* **Your goal**:
Return all the data, word for word.

______________________________

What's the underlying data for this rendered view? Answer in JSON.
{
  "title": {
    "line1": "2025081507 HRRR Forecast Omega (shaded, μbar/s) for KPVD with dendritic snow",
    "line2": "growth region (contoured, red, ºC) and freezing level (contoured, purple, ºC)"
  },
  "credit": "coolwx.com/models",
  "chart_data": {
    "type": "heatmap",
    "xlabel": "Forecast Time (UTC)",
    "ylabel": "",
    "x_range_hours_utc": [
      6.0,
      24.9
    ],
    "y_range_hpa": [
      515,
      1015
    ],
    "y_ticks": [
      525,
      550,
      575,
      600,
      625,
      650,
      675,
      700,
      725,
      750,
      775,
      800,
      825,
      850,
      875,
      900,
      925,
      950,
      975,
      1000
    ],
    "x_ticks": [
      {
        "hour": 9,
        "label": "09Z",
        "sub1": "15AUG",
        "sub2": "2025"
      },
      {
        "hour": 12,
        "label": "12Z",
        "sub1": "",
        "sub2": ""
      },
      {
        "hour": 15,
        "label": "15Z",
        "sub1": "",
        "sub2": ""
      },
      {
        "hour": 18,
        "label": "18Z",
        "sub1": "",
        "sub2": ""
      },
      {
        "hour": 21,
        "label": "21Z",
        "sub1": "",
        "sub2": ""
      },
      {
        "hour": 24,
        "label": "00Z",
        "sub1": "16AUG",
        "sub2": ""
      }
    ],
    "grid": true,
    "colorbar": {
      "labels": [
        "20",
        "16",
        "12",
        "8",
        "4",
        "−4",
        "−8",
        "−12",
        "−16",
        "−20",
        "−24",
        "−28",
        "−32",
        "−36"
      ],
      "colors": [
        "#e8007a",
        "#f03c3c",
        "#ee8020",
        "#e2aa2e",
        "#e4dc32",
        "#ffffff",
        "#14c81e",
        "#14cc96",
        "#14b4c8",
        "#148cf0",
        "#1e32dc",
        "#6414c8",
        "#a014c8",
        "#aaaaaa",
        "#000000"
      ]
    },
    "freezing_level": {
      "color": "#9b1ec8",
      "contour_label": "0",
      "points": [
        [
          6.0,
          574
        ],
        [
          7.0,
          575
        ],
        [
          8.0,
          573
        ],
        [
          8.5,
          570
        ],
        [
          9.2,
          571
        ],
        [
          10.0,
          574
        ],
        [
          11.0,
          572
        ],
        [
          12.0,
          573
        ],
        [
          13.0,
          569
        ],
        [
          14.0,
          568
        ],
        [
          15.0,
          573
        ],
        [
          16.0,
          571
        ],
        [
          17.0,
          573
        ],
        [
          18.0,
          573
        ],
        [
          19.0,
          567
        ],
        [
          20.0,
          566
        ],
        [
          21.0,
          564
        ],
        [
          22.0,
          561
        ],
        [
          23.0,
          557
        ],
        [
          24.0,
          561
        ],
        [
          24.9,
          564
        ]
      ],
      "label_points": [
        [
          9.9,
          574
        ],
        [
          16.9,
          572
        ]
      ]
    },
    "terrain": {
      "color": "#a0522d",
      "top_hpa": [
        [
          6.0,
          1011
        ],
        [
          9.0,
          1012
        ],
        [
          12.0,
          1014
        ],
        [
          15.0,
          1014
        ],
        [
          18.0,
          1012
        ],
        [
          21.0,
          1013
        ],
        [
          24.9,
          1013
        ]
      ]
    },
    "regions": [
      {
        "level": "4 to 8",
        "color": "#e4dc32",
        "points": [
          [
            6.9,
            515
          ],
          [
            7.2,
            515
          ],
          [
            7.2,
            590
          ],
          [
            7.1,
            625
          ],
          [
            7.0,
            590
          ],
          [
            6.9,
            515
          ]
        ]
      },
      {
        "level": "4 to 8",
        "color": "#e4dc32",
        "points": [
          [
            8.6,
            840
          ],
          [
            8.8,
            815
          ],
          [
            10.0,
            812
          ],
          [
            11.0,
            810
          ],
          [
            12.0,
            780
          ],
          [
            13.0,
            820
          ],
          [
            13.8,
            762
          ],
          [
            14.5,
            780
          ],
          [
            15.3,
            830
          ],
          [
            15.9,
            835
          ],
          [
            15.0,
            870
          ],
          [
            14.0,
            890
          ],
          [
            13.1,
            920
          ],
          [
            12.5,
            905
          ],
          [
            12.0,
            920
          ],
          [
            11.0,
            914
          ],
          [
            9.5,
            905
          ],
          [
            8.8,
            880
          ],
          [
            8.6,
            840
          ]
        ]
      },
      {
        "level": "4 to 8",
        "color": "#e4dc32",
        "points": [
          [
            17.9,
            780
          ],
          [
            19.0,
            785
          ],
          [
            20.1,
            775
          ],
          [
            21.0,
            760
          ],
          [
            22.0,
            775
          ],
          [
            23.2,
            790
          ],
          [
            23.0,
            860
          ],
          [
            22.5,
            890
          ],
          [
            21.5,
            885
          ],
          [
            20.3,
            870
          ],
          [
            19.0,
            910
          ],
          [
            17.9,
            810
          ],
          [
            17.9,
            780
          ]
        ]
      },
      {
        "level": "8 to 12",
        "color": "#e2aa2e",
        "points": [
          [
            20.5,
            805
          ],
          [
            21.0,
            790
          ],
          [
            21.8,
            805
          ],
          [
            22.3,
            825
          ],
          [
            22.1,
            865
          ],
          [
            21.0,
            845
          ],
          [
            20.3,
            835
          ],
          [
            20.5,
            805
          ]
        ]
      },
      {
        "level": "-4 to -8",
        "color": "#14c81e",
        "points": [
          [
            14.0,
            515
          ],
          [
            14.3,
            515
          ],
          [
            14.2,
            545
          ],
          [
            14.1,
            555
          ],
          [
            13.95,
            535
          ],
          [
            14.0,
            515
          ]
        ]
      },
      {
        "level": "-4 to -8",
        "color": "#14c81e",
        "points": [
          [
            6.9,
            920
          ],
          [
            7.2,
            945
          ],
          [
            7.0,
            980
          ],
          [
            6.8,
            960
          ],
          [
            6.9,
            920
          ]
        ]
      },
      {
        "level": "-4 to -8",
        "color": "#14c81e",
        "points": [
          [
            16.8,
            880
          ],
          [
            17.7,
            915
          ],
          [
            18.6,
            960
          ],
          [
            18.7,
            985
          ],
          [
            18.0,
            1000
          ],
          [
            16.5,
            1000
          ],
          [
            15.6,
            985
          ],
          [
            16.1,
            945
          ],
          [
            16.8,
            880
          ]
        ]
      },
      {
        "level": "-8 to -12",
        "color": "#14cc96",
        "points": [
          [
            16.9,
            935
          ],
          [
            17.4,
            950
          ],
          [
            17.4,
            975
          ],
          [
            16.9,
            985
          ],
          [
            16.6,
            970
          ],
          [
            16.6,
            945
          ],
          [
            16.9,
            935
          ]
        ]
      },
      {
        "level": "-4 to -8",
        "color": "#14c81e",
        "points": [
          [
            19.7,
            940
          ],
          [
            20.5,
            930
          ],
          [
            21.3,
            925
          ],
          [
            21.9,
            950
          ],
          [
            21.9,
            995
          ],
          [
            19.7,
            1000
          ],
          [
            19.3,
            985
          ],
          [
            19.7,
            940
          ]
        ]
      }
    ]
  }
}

______________________________

* **Answer**:
What's the underlying data for this rendered view? Answer in JSON.
{
  "title": {
    "line1": "2025081507 HRRR Forecast Omega (shaded, μbar/s) for KPVD with dendritic snow",
    "line2": "growth region (contoured, red, ºC) and freezing level (contoured, purple, ºC)"
  },
  "credit": "coolwx.com/models",
  "chart_data": {
    "type": "heatmap",
    "xlabel": "Forecast Time (UTC)",
    "ylabel": "",
    "x_range_hours_utc": [
      6.0,
      24.9
    ],
    "y_range_hpa": [
      515,
      1015
    ],
    "y_ticks": [
      525,
      550,
      575,
      600,
      625,
      650,
      675,
      700,
      725,
      750,
      775,
      800,
      825,
      850,
      875,
      900,
      925,
      950,
      975,
      1000
    ],
    "x_ticks": [
      {
        "hour": 9,
        "label": "09Z",
        "sub1": "15AUG",
        "sub2": "2025"
      },
      {
        "hour": 12,
        "label": "12Z",
        "sub1": "",
        "sub2": ""
      },
      {
        "hour": 15,
        "label": "15Z",
        "sub1": "",
        "sub2": ""
      },
      {
        "hour": 18,
        "label": "18Z",
        "sub1": "",
        "sub2": ""
      },
      {
        "hour": 21,
        "label": "21Z",
        "sub1": "",
        "sub2": ""
      },
      {
        "hour": 24,
        "label": "00Z",
        "sub1": "16AUG",
        "sub2": ""
      }
    ],
    "grid": true,
    "colorbar": {
      "labels": [
        "20",
        "16",
        "12",
        "8",
        "4",
        "−4",
        "−8",
        "−12",
        "−16",
        "−20",
        "−24",
        "−28",
        "−32",
        "−36"
      ],
      "colors": [
        "#e8007a",
        "#f03c3c",
        "#ee8020",
        "#e2aa2e",
        "#e4dc32",
        "#ffffff",
        "#14c81e",
        "#14cc96",
        "#14b4c8",
        "#148cf0",
        "#1e32dc",
        "#6414c8",
        "#a014c8",
        "#aaaaaa",
        "#000000"
      ]
    },
    "freezing_level": {
      "color": "#9b1ec8",
      "contour_label": "0",
      "points": [
        [
          6.0,
          574
        ],
        [
          7.0,
          575
        ],
        [
          8.0,
          573
        ],
        [
          8.5,
          570
        ],
        [
          9.2,
          571
        ],
        [
          10.0,
          574
        ],
        [
          11.0,
          572
        ],
        [
          12.0,
          573
        ],
        [
          13.0,
          569
        ],
        [
          14.0,
          568
        ],
        [
          15.0,
          573
        ],
        [
          16.0,
          571
        ],
        [
          17.0,
          573
        ],
        [
          18.0,
          573
        ],
        [
          19.0,
          567
        ],
        [
          20.0,
          566
        ],
        [
          21.0,
          564
        ],
        [
          22.0,
          561
        ],
        [
          23.0,
          557
        ],
        [
          24.0,
          561
        ],
        [
          24.9,
          564
        ]
      ],
      "label_points": [
        [
          9.9,
          574
        ],
        [
          16.9,
          572
        ]
      ]
    },
    "terrain": {
      "color": "#a0522d",
      "top_hpa": [
        [
          6.0,
          1011
        ],
        [
          9.0,
          1012
        ],
        [
          12.0,
          1014
        ],
        [
          15.0,
          1014
        ],
        [
          18.0,
          1012
        ],
        [
          21.0,
          1013
        ],
        [
          24.9,
          1013
        ]
      ]
    },
    "regions": [
      {
        "level": "4 to 8",
        "color": "#e4dc32",
        "points": [
          [
            6.9,
            515
          ],
          [
            7.2,
            515
          ],
          [
            7.2,
            590
          ],
          [
            7.1,
            625
          ],
          [
            7.0,
            590
          ],
          [
            6.9,
            515
          ]
        ]
      },
      {
        "level": "4 to 8",
        "color": "#e4dc32",
        "points": [
          [
            8.6,
            840
          ],
          [
            8.8,
            815
          ],
          [
            10.0,
            812
          ],
          [
            11.0,
            810
          ],
          [
            12.0,
            780
          ],
          [
            13.0,
            820
          ],
          [
            13.8,
            762
          ],
          [
            14.5,
            780
          ],
          [
            15.3,
            830
          ],
          [
            15.9,
            835
          ],
          [
            15.0,
            870
          ],
          [
            14.0,
            890
          ],
          [
            13.1,
            920
          ],
          [
            12.5,
            905
          ],
          [
            12.0,
            920
          ],
          [
            11.0,
            914
          ],
          [
            9.5,
            905
          ],
          [
            8.8,
            880
          ],
          [
            8.6,
            840
          ]
        ]
      },
      {
        "level": "4 to 8",
        "color": "#e4dc32",
        "points": [
          [
            17.9,
            780
          ],
          [
            19.0,
            785
          ],
          [
            20.1,
            775
          ],
          [
            21.0,
            760
          ],
          [
            22.0,
            775
          ],
          [
            23.2,
            790
          ],
          [
            23.0,
            860
          ],
          [
            22.5,
            890
          ],
          [
            21.5,
            885
          ],
          [
            20.3,
            870
          ],
          [
            19.0,
            910
          ],
          [
            17.9,
            810
          ],
          [
            17.9,
            780
          ]
        ]
      },
      {
        "level": "8 to 12",
        "color": "#e2aa2e",
        "points": [
          [
            20.5,
            805
          ],
          [
            21.0,
            790
          ],
          [
            21.8,
            805
          ],
          [
            22.3,
            825
          ],
          [
            22.1,
            865
          ],
          [
            21.0,
            845
          ],
          [
            20.3,
            835
          ],
          [
            20.5,
            805
          ]
        ]
      },
      {
        "level": "-4 to -8",
        "color": "#14c81e",
        "points": [
          [
            14.0,
            515
          ],
          [
            14.3,
            515
          ],
          [
            14.2,
            545
          ],
          [
            14.1,
            555
          ],
          [
            13.95,
            535
          ],
          [
            14.0,
            515
          ]
        ]
      },
      {
        "level": "-4 to -8",
        "color": "#14c81e",
        "points": [
          [
            6.9,
            920
          ],
          [
            7.2,
            945
          ],
          [
            7.0,
            980
          ],
          [
            6.8,
            960
          ],
          [
            6.9,
            920
          ]
        ]
      },
      {
        "level": "-4 to -8",
        "color": "#14c81e",
        "points": [
          [
            16.8,
            880
          ],
          [
            17.7,
            915
          ],
          [
            18.6,
            960
          ],
          [
            18.7,
            985
          ],
          [
            18.0,
            1000
          ],
          [
            16.5,
            1000
          ],
          [
            15.6,
            985
          ],
          [
            16.1,
            945
          ],
          [
            16.8,
            880
          ]
        ]
      },
      {
        "level": "-8 to -12",
        "color": "#14cc96",
        "points": [
          [
            16.9,
            935
          ],
          [
            17.4,
            950
          ],
          [
            17.4,
            975
          ],
          [
            16.9,
            985
          ],
          [
            16.6,
            970
          ],
          [
            16.6,
            945
          ],
          [
            16.9,
            935
          ]
        ]
      },
      {
        "level": "-4 to -8",
        "color": "#14c81e",
        "points": [
          [
            19.7,
            940
          ],
          [
            20.5,
            930
          ],
          [
            21.3,
            925
          ],
          [
            21.9,
            950
          ],
          [
            21.9,
            995
          ],
          [
            19.7,
            1000
          ],
          [
            19.3,
            985
          ],
          [
            19.7,
            940
          ]
        ]
      }
    ]
  }
}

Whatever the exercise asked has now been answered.